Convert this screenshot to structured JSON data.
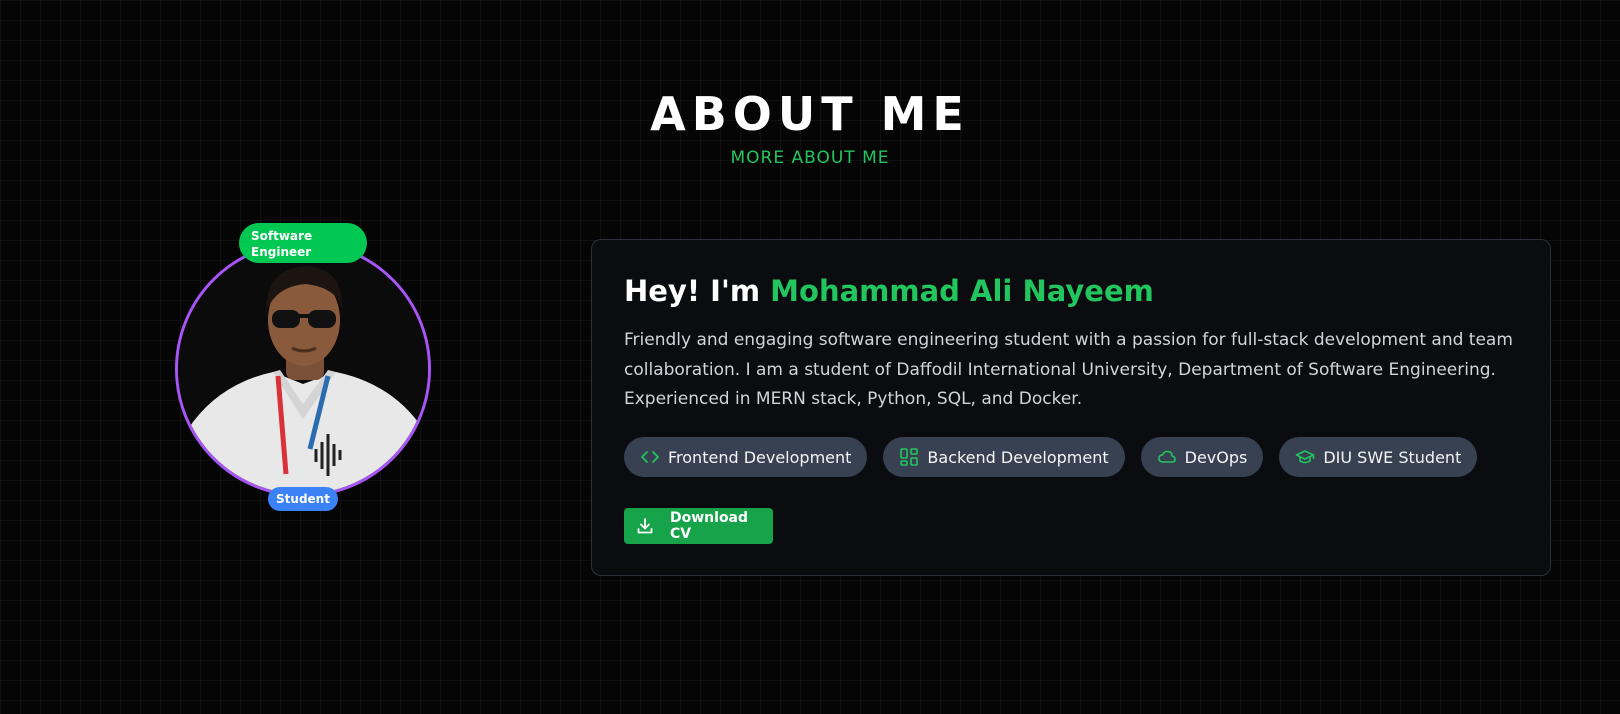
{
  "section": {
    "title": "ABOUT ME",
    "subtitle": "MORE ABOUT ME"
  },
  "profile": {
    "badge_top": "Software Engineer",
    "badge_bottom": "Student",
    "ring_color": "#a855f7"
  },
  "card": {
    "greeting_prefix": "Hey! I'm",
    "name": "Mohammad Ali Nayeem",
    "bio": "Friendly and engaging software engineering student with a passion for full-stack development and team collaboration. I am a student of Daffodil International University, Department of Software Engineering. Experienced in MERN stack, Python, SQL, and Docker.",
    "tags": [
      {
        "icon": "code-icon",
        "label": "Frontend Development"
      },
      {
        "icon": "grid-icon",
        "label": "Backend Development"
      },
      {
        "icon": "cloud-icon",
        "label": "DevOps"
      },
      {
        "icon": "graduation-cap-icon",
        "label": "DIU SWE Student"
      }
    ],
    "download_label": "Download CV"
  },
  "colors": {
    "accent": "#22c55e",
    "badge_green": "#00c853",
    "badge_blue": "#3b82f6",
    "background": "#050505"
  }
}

########################################

The entries above are to be returned exactly, without their pictures.

> [Complete answer]:
Convert this screenshot to structured JSON data.
{
  "section": {
    "title": "ABOUT ME",
    "subtitle": "MORE ABOUT ME"
  },
  "profile": {
    "badge_top": "Software Engineer",
    "badge_bottom": "Student",
    "ring_color": "#a855f7"
  },
  "card": {
    "greeting_prefix": "Hey! I'm",
    "name": "Mohammad Ali Nayeem",
    "bio": "Friendly and engaging software engineering student with a passion for full-stack development and team collaboration. I am a student of Daffodil International University, Department of Software Engineering. Experienced in MERN stack, Python, SQL, and Docker.",
    "tags": [
      {
        "icon": "code-icon",
        "label": "Frontend Development"
      },
      {
        "icon": "grid-icon",
        "label": "Backend Development"
      },
      {
        "icon": "cloud-icon",
        "label": "DevOps"
      },
      {
        "icon": "graduation-cap-icon",
        "label": "DIU SWE Student"
      }
    ],
    "download_label": "Download CV"
  },
  "colors": {
    "accent": "#22c55e",
    "badge_green": "#00c853",
    "badge_blue": "#3b82f6",
    "background": "#050505"
  }
}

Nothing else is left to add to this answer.